__Listed records__:
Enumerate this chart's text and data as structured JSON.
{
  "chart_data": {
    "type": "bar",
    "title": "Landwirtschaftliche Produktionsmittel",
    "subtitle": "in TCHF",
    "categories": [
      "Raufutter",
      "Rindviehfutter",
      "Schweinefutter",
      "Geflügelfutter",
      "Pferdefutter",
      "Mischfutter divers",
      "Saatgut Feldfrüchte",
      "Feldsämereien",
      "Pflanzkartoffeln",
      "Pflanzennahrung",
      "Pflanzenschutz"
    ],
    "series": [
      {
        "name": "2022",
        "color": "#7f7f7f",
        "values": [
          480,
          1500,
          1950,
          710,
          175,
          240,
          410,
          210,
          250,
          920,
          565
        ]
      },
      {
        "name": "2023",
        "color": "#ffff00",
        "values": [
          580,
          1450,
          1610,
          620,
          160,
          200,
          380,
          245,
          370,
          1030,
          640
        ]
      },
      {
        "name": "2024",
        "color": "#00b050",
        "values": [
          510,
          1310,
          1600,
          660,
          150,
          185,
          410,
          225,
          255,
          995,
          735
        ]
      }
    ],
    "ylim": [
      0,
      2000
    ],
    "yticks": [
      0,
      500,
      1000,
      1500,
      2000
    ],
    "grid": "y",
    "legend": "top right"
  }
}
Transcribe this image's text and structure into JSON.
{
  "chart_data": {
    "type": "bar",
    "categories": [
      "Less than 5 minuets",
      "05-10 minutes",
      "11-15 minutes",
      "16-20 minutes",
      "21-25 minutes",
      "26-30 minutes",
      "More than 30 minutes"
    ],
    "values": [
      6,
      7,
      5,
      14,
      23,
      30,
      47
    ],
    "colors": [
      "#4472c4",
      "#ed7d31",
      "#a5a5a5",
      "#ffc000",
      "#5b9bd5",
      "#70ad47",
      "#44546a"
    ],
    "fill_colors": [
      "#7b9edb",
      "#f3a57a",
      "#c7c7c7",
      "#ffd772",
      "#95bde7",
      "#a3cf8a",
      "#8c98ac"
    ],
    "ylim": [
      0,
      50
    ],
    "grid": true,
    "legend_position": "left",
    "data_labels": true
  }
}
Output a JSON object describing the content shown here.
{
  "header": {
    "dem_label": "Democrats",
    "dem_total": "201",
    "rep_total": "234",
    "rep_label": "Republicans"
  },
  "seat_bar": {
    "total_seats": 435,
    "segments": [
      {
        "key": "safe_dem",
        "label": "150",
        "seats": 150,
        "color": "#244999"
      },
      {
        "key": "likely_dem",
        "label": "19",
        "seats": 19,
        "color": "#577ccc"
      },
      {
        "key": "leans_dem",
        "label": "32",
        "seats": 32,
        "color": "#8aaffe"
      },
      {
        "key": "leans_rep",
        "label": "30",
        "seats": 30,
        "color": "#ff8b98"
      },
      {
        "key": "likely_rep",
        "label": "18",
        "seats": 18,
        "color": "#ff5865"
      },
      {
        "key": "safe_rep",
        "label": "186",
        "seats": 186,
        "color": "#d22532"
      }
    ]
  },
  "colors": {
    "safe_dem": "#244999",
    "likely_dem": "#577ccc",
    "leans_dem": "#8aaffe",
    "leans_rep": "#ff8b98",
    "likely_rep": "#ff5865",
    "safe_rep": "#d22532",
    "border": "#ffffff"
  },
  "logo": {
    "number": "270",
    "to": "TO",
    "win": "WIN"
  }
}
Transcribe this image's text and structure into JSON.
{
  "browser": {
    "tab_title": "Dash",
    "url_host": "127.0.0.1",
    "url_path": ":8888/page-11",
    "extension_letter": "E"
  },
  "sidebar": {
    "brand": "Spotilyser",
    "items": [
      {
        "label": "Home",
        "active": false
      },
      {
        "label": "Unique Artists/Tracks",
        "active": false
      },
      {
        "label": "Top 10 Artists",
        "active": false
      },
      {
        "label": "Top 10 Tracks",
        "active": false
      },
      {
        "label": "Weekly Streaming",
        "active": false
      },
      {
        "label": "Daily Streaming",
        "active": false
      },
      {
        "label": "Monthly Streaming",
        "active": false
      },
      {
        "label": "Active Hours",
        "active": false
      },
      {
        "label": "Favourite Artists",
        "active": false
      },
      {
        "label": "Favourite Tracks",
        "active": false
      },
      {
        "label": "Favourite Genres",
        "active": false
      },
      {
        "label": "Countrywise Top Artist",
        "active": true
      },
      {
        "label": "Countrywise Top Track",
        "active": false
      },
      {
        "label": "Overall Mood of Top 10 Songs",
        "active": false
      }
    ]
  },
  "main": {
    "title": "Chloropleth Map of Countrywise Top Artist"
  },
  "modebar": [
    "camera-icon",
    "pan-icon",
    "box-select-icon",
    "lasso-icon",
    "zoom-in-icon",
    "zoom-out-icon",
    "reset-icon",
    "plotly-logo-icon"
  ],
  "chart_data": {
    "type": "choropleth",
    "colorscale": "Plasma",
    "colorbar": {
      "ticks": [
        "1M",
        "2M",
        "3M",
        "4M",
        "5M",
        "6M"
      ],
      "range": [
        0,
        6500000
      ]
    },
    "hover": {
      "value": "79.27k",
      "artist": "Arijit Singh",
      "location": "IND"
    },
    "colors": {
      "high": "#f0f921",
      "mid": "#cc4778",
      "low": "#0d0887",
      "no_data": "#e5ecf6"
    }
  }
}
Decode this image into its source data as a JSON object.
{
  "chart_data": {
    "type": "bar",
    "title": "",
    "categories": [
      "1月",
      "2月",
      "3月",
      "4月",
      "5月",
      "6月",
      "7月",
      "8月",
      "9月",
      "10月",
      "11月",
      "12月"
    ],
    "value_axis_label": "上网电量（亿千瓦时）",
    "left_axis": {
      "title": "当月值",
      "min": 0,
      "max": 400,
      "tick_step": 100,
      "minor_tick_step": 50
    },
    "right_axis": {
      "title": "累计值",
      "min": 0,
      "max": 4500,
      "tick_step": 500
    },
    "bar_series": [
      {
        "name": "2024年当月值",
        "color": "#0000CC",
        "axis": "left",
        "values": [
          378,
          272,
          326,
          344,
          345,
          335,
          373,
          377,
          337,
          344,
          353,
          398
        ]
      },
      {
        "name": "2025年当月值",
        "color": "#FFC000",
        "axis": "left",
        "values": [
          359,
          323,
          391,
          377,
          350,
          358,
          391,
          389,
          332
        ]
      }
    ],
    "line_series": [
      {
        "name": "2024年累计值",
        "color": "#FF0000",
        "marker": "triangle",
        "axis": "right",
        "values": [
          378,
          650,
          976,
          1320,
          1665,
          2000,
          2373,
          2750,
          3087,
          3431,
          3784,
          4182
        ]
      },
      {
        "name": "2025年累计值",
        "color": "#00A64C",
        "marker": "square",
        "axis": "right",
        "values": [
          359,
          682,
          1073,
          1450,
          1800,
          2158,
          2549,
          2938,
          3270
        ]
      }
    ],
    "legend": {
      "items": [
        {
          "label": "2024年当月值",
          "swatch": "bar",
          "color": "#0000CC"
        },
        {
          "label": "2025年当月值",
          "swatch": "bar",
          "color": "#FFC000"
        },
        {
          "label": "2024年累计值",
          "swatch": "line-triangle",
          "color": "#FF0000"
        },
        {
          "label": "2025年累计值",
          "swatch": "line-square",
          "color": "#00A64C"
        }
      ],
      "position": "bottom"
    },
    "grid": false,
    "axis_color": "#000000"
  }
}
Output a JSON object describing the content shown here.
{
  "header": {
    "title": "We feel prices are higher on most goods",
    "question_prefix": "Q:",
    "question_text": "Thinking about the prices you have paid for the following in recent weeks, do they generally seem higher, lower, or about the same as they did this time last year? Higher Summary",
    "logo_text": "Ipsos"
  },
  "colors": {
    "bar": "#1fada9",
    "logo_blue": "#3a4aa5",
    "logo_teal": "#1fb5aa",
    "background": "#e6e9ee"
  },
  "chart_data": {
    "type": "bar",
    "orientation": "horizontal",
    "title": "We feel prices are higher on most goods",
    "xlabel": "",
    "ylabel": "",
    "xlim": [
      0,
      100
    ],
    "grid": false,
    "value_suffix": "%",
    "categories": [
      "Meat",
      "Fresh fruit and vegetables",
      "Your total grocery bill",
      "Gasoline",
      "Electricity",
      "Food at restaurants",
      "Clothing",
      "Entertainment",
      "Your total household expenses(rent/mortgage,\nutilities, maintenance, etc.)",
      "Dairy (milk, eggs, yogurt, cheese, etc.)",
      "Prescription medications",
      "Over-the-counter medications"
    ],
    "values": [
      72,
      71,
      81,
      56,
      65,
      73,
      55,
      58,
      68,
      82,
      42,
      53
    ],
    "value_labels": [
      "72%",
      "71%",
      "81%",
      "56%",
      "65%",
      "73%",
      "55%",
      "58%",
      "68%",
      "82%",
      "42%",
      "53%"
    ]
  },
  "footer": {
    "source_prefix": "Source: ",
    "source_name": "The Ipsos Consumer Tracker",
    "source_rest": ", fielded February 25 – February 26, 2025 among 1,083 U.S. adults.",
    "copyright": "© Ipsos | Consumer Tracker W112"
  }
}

__Goal__:
Of the lines above, how many contain the word "triangle"? Provide the number and nothing else.

__Expected answer__:
2